What is asked → Collect all lines below with the string "name".

** start of Listing **

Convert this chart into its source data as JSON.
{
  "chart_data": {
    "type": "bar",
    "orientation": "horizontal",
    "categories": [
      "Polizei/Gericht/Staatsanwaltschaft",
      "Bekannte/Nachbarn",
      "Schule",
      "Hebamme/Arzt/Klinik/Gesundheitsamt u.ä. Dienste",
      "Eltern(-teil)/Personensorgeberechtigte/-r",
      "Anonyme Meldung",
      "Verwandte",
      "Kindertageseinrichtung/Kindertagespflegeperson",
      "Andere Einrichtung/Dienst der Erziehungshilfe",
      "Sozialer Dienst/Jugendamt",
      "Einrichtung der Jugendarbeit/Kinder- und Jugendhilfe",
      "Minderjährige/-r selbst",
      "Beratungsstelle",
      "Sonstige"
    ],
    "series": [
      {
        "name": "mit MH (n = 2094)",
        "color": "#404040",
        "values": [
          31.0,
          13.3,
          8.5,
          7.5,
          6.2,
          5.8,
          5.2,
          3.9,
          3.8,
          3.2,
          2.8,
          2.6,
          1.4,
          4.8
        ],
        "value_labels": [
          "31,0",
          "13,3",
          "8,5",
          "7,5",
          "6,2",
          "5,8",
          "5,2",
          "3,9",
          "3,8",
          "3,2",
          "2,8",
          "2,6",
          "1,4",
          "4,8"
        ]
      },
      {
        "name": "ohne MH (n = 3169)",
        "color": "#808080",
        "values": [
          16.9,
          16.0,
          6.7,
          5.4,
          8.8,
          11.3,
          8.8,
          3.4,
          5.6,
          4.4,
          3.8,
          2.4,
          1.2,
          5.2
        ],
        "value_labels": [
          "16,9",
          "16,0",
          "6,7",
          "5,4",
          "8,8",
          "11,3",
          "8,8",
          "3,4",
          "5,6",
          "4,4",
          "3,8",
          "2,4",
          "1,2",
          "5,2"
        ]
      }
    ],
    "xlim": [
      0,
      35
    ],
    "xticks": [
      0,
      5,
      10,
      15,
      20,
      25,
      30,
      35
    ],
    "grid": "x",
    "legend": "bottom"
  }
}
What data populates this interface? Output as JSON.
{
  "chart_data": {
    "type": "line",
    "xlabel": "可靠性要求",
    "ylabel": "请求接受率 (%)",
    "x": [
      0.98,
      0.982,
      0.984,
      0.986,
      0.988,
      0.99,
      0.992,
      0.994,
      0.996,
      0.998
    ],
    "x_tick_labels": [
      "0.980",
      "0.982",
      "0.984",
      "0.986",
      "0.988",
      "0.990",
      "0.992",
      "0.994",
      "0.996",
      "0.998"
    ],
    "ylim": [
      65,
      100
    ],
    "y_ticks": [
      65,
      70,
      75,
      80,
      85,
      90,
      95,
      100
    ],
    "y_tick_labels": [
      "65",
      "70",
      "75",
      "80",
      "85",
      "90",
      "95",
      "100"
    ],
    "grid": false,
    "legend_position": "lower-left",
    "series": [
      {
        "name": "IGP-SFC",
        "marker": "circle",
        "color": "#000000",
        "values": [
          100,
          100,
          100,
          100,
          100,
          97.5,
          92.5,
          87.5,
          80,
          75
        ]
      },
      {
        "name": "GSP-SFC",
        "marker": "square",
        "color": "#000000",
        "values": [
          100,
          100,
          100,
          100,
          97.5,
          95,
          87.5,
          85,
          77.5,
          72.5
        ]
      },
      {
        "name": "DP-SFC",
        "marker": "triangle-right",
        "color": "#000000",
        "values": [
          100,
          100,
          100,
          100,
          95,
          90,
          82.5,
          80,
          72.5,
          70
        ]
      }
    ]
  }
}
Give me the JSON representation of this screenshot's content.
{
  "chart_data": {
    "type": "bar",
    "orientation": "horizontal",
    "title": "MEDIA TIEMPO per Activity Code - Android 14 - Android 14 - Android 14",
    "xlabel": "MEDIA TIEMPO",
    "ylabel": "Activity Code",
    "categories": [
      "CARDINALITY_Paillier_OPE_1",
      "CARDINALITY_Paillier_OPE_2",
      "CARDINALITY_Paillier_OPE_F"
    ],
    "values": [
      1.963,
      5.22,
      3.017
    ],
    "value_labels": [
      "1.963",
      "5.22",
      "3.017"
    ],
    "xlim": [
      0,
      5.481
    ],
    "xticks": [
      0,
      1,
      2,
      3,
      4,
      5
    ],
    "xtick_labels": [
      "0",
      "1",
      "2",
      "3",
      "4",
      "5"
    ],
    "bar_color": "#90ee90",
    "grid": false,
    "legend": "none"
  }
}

** end of Listing **

Answer to this problem →
        "name": "mit MH (n = 2094)",
        "name": "ohne MH (n = 3169)",
        "name": "IGP-SFC",
        "name": "GSP-SFC",
        "name": "DP-SFC",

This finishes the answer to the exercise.